# [Task instructions]
Look through the material below and count the lines with the string "North". Report only the count.

══ Extracted data

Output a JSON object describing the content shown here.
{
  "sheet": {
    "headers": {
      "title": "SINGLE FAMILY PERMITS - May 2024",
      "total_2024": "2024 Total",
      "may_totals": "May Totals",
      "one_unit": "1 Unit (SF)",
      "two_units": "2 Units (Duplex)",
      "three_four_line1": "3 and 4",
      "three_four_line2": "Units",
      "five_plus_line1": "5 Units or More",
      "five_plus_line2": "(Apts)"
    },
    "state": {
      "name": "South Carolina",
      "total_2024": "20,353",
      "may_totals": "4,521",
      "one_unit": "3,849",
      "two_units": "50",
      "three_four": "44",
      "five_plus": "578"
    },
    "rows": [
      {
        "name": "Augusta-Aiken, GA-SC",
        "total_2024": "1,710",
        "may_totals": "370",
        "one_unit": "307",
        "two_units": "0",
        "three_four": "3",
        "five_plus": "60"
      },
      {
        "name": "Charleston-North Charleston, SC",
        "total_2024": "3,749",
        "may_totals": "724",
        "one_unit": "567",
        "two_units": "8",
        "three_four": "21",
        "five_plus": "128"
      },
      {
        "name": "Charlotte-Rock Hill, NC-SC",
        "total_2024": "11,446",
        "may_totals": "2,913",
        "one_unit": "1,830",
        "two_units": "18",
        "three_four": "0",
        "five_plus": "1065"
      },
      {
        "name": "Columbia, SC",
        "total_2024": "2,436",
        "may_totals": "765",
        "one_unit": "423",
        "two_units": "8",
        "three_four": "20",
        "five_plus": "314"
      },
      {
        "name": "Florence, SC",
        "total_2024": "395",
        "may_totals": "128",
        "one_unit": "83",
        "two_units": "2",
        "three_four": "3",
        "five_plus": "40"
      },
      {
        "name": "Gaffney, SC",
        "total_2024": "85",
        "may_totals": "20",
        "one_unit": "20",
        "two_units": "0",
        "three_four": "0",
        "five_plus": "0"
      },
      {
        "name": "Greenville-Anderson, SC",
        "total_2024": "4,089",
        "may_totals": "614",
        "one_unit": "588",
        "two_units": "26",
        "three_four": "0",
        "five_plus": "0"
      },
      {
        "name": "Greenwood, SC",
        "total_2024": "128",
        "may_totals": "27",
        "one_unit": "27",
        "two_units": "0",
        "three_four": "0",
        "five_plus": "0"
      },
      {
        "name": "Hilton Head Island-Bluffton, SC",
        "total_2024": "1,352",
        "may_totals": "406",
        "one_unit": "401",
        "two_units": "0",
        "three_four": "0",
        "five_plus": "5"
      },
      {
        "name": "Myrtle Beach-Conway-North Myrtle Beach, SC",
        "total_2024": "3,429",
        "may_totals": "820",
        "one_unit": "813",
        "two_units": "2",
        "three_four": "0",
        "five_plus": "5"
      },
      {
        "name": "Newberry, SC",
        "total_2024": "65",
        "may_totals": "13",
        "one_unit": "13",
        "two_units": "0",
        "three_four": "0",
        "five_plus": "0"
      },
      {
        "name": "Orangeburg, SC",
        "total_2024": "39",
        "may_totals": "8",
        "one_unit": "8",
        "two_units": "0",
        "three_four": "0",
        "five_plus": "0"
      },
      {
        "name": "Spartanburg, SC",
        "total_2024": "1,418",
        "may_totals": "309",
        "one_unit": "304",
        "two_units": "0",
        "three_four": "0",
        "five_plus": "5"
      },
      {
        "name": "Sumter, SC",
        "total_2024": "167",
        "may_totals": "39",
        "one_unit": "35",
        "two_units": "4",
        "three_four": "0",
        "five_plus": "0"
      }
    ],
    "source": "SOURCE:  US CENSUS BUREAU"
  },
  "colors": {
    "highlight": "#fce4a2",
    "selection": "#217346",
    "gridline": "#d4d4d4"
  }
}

════

# [Solved problem]
2